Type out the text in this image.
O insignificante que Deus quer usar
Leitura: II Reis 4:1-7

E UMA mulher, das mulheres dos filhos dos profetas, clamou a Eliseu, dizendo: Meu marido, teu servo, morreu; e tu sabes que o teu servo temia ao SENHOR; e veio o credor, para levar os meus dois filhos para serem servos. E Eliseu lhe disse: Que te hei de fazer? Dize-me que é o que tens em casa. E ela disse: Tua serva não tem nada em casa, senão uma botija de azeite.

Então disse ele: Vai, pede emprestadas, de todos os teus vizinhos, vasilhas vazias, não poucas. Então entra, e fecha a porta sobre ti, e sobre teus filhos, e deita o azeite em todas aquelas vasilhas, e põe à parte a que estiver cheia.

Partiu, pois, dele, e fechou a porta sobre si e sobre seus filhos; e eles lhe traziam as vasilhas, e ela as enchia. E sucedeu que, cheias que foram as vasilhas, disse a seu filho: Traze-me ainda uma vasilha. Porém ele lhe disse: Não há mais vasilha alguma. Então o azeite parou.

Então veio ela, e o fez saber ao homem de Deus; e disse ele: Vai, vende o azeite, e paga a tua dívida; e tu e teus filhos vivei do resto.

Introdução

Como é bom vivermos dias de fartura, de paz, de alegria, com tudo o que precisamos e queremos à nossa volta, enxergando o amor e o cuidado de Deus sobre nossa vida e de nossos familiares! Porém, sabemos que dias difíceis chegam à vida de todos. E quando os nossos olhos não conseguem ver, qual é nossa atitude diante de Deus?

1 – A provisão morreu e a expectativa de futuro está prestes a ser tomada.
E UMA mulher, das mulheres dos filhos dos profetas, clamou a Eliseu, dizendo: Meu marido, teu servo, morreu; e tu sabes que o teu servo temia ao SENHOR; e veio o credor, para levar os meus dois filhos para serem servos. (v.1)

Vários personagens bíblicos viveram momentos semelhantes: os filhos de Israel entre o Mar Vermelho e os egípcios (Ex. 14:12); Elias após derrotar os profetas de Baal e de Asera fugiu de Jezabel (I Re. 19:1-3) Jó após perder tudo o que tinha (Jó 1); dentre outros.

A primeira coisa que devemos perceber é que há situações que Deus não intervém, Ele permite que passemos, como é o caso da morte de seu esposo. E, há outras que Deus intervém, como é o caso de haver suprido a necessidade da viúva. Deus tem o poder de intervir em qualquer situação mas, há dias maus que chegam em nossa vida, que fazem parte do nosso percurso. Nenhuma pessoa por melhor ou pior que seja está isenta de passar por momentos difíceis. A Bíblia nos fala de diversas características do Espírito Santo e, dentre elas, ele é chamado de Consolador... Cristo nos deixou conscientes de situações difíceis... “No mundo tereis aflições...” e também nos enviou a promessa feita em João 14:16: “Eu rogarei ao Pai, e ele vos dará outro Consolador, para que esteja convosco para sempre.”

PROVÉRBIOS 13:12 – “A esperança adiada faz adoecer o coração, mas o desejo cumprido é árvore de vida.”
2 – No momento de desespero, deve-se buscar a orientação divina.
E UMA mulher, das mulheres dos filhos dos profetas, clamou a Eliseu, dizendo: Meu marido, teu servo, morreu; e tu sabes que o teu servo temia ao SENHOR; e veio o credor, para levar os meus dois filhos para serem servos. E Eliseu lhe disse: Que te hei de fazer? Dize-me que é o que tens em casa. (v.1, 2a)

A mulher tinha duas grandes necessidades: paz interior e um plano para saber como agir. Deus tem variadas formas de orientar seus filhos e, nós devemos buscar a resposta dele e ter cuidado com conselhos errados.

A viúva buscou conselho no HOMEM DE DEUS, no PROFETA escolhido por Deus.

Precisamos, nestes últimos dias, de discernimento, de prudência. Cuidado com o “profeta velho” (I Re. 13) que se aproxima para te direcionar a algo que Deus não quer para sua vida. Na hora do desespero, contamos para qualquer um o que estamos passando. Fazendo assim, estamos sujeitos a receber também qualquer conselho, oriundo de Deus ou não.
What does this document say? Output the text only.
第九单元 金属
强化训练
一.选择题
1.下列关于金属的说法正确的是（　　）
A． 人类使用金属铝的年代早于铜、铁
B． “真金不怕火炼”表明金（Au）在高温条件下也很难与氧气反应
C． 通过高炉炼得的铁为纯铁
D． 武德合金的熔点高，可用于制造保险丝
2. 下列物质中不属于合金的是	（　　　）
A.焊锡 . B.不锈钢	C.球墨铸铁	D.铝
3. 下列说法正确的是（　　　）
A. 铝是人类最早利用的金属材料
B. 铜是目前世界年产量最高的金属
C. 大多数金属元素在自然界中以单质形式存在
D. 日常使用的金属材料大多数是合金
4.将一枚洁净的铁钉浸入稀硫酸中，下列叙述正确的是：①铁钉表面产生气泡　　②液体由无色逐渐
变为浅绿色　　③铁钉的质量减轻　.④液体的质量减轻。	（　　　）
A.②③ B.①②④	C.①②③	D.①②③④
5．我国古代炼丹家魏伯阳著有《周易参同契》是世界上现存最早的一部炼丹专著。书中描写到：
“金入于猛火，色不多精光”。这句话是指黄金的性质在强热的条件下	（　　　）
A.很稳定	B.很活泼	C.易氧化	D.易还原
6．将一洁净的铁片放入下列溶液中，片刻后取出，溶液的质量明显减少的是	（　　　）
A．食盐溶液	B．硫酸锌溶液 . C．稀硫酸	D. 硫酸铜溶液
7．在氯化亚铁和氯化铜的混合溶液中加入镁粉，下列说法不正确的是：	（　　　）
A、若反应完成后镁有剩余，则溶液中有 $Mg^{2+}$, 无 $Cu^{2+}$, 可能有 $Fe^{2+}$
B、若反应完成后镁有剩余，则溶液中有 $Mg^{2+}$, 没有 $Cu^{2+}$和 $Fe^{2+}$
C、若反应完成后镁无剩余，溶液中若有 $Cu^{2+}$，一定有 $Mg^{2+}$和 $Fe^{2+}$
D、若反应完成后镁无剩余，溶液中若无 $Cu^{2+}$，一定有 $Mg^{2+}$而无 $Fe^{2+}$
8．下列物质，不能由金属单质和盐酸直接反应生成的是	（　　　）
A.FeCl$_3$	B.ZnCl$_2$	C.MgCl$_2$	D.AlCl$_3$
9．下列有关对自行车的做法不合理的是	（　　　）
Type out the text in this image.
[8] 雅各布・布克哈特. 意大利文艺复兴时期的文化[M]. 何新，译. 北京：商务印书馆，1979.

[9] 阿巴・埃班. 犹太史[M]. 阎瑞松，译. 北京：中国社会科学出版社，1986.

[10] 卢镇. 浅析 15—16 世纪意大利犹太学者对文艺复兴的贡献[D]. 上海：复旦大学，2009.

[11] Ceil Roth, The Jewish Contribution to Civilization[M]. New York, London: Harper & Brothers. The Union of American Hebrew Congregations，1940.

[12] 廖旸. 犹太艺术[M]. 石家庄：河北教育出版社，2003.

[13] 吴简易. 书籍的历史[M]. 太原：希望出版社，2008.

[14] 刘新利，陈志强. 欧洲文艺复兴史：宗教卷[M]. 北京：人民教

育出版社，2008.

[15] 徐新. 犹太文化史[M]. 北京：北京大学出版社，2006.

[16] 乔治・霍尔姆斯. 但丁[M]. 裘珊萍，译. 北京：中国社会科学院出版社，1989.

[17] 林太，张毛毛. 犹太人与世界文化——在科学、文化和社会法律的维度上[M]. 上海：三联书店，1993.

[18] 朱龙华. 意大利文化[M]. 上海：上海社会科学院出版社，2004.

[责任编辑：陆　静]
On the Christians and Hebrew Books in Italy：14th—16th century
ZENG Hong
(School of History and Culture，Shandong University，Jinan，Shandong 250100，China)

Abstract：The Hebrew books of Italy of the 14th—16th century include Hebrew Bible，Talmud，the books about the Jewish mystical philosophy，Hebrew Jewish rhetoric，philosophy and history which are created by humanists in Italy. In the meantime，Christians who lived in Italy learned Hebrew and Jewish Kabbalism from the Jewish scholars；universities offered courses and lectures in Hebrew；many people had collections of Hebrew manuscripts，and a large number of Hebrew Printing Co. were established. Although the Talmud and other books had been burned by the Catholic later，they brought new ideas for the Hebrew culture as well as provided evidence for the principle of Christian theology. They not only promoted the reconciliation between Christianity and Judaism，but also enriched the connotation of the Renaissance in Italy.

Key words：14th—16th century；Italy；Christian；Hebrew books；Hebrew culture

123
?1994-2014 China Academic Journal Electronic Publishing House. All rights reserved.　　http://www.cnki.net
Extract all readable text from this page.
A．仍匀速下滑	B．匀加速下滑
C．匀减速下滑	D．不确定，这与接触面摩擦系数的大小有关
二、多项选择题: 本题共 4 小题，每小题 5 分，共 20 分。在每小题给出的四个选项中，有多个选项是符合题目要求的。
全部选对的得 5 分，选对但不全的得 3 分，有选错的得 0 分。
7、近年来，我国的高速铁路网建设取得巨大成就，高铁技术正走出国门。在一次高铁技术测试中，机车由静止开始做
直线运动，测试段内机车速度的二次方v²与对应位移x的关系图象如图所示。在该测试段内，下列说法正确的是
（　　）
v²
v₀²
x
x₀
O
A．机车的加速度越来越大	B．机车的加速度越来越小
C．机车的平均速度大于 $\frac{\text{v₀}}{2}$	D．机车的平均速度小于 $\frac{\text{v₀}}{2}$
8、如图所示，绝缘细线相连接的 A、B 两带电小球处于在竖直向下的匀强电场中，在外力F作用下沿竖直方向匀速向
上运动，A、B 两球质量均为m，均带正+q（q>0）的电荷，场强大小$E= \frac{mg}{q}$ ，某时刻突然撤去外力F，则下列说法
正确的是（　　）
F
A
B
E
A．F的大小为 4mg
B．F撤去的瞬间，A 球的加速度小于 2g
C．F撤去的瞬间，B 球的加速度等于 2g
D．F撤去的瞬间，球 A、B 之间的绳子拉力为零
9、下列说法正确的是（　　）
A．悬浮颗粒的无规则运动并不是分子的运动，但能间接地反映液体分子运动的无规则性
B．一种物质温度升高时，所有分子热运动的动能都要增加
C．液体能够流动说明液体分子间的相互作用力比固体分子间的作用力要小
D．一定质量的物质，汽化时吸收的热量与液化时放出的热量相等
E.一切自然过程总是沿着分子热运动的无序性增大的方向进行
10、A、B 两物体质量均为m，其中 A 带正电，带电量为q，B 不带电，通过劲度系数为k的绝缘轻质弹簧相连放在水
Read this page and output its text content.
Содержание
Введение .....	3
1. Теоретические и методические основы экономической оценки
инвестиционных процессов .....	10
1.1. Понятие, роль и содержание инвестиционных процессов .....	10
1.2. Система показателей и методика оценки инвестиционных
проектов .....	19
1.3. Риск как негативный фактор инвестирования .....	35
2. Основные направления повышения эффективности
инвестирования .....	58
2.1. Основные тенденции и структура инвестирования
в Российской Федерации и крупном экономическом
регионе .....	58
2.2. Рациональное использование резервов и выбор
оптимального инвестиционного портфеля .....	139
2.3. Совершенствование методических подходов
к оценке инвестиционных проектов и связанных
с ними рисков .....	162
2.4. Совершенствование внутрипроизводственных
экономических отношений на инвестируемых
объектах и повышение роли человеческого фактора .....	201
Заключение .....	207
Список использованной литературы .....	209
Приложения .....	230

********************

▸ Written instruction: Collect every line above that contains the word "Hebrew".

▸ Final answer:
[11] Ceil Roth, The Jewish Contribution to Civilization[M]. New York, London: Harper & Brothers. The Union of American Hebrew Congregations，1940.
On the Christians and Hebrew Books in Italy：14th—16th century
Abstract：The Hebrew books of Italy of the 14th—16th century include Hebrew Bible，Talmud，the books about the Jewish mystical philosophy，Hebrew Jewish rhetoric，philosophy and history which are created by humanists in Italy. In the meantime，Christians who lived in Italy learned Hebrew and Jewish Kabbalism from the Jewish scholars；universities offered courses and lectures in Hebrew；many people had collections of Hebrew manuscripts，and a large number of Hebrew Printing Co. were established. Although the Talmud and other books had been burned by the Catholic later，they brought new ideas for the Hebrew culture as well as provided evidence for the principle of Christian theology. They not only promoted the reconciliation between Christianity and Judaism，but also enriched the connotation of the Renaissance in Italy.
Key words：14th—16th century；Italy；Christian；Hebrew books；Hebrew culture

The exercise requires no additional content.